I keep calling Hyundai and Kia two companies, but in fact they're arms of the same Korean conglomerate, or chaebol. Even though vehicles such as the Optima and Sonata are mechanical twins, and the Kia plant in Georgia also builds Hyundais, the U.S. marketing branches are told to see the other as just another competitor. And where those branches meet in Korea, the man who can take credit for growing the entire tree is chairman Mong-Koo Chung.
Chung is the scion of South Korea's version of the Ford family, the country's richest man with a fortune of more than $2 billion, and has overseen Hyundai's transformation from regional steel-stamper to world-class player. His family's ambitions nearly cratered Hyundai in the late 1980s, when it flooded the United States with embarrassing crap cans. Kia, independent at the time, was little more than a contract builder; its oval logo is the same dimension as the Ford blue oval so that it could play "two for you, one for me" when building Ford Aspires.
In retreat, Chung refocused the company on quality, technology and styling; hiring engineers from around the world, bringing in former Audi designer Peter Schreyer to remake Kia, which Chung bought out of bankruptcy, and winning an intra-family battle for control of the Hyundai chaebol that now lets Hyundai buy much of its steel and parts from its own affiliates.

Directive A: In the passage on Hyundai and Kia, which former Audi designer did Chung bring in to remake Kia?
Directive B: Do these statements agree with the passage on Hyundai and Kia? For each, answer yes or no and quote the deciding words. (i) The Kia plant in Georgia also builds Hyundais. (ii) Kia already belonged to Hyundai in the late 1980s. (iii) Kia's oval logo is smaller than the Ford blue oval.

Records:
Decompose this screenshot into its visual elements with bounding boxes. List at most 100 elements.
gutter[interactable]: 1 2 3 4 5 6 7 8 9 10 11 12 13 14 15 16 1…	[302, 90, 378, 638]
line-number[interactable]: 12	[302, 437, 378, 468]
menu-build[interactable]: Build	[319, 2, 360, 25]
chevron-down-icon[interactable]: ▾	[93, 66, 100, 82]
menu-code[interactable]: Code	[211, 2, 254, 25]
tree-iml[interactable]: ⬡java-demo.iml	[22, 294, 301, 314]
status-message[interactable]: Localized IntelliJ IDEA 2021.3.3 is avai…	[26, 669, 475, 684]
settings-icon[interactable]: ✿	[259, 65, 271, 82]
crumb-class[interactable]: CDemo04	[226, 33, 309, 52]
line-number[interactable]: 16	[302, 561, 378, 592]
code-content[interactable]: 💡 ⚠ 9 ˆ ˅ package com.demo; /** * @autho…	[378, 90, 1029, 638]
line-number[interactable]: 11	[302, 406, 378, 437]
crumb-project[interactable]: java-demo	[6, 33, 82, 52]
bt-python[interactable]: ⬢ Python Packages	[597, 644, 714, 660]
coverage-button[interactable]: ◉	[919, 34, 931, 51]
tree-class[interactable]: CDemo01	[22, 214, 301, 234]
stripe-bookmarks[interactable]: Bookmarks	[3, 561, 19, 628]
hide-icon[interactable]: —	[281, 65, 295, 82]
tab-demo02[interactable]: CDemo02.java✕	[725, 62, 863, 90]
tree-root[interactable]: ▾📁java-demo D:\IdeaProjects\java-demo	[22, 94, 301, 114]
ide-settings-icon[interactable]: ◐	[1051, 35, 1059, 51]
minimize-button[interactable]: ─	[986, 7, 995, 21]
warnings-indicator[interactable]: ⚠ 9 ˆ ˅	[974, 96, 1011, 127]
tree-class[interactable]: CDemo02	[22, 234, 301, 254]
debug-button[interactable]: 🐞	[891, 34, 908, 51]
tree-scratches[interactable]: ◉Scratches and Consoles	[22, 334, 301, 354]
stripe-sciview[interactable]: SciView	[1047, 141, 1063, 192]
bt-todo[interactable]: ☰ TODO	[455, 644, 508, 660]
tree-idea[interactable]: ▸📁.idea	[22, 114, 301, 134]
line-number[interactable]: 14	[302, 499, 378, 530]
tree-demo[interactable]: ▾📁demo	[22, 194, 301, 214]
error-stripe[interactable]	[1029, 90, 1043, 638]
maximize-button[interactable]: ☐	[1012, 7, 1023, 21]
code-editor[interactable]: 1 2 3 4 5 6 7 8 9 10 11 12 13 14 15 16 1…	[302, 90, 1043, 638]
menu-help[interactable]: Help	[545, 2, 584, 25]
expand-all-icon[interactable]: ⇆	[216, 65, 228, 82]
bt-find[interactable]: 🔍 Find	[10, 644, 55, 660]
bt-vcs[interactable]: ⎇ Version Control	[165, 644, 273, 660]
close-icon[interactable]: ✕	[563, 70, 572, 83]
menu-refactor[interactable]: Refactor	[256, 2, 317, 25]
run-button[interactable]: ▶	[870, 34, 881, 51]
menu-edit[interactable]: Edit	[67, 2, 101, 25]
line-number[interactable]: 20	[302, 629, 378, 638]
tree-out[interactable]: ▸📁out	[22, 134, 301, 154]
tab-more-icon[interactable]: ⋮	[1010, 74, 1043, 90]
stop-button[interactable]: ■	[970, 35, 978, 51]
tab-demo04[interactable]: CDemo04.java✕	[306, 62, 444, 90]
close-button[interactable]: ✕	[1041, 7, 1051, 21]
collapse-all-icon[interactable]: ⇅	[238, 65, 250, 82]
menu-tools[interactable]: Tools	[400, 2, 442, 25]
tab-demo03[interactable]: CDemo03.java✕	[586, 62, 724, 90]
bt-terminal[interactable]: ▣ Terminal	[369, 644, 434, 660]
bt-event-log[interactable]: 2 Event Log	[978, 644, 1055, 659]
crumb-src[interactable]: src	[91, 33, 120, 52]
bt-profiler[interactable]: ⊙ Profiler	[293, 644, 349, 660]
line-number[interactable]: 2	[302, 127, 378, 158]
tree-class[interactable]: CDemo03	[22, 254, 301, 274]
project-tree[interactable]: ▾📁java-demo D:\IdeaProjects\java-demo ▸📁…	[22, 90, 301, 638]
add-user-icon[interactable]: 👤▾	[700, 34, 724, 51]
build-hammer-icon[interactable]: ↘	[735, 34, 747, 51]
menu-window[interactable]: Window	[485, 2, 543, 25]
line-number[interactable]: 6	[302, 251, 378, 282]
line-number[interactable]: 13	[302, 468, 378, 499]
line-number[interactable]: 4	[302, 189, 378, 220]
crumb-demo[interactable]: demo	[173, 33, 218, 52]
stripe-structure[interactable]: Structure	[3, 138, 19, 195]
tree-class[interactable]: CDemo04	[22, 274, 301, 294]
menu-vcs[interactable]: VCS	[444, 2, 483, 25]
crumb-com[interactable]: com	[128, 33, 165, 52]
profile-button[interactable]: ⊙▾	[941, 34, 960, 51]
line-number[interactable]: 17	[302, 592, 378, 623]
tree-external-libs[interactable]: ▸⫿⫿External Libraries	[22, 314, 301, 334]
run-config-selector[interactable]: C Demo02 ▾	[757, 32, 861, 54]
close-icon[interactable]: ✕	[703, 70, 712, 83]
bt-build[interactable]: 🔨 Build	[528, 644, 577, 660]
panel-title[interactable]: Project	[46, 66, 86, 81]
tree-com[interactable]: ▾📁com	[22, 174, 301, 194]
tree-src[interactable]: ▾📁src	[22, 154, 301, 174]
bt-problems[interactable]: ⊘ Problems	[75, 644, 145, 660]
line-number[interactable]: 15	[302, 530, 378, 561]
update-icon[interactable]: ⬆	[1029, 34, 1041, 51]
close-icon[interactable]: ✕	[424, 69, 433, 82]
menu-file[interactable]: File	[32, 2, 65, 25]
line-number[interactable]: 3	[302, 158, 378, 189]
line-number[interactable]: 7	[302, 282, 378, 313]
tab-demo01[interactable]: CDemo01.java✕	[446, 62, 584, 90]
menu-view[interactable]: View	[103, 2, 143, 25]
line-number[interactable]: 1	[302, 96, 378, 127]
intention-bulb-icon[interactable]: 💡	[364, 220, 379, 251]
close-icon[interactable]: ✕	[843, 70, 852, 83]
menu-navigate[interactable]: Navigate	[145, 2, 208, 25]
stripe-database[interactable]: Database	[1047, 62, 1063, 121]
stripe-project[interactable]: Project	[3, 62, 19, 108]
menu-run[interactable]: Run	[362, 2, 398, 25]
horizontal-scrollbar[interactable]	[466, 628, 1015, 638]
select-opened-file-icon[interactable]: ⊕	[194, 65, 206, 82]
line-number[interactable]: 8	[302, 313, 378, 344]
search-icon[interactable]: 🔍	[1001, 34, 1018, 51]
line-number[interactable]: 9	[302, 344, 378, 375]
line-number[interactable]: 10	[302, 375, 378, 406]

Exercise solution A: Peter Schreyer

Exercise solution B:
(i) Yes: "the Kia plant in Georgia also builds Hyundais"
(ii) No: "Kia, independent at the time, was little more than a contract builder"
(iii) No: "its oval logo is the same dimension as the Ford blue oval"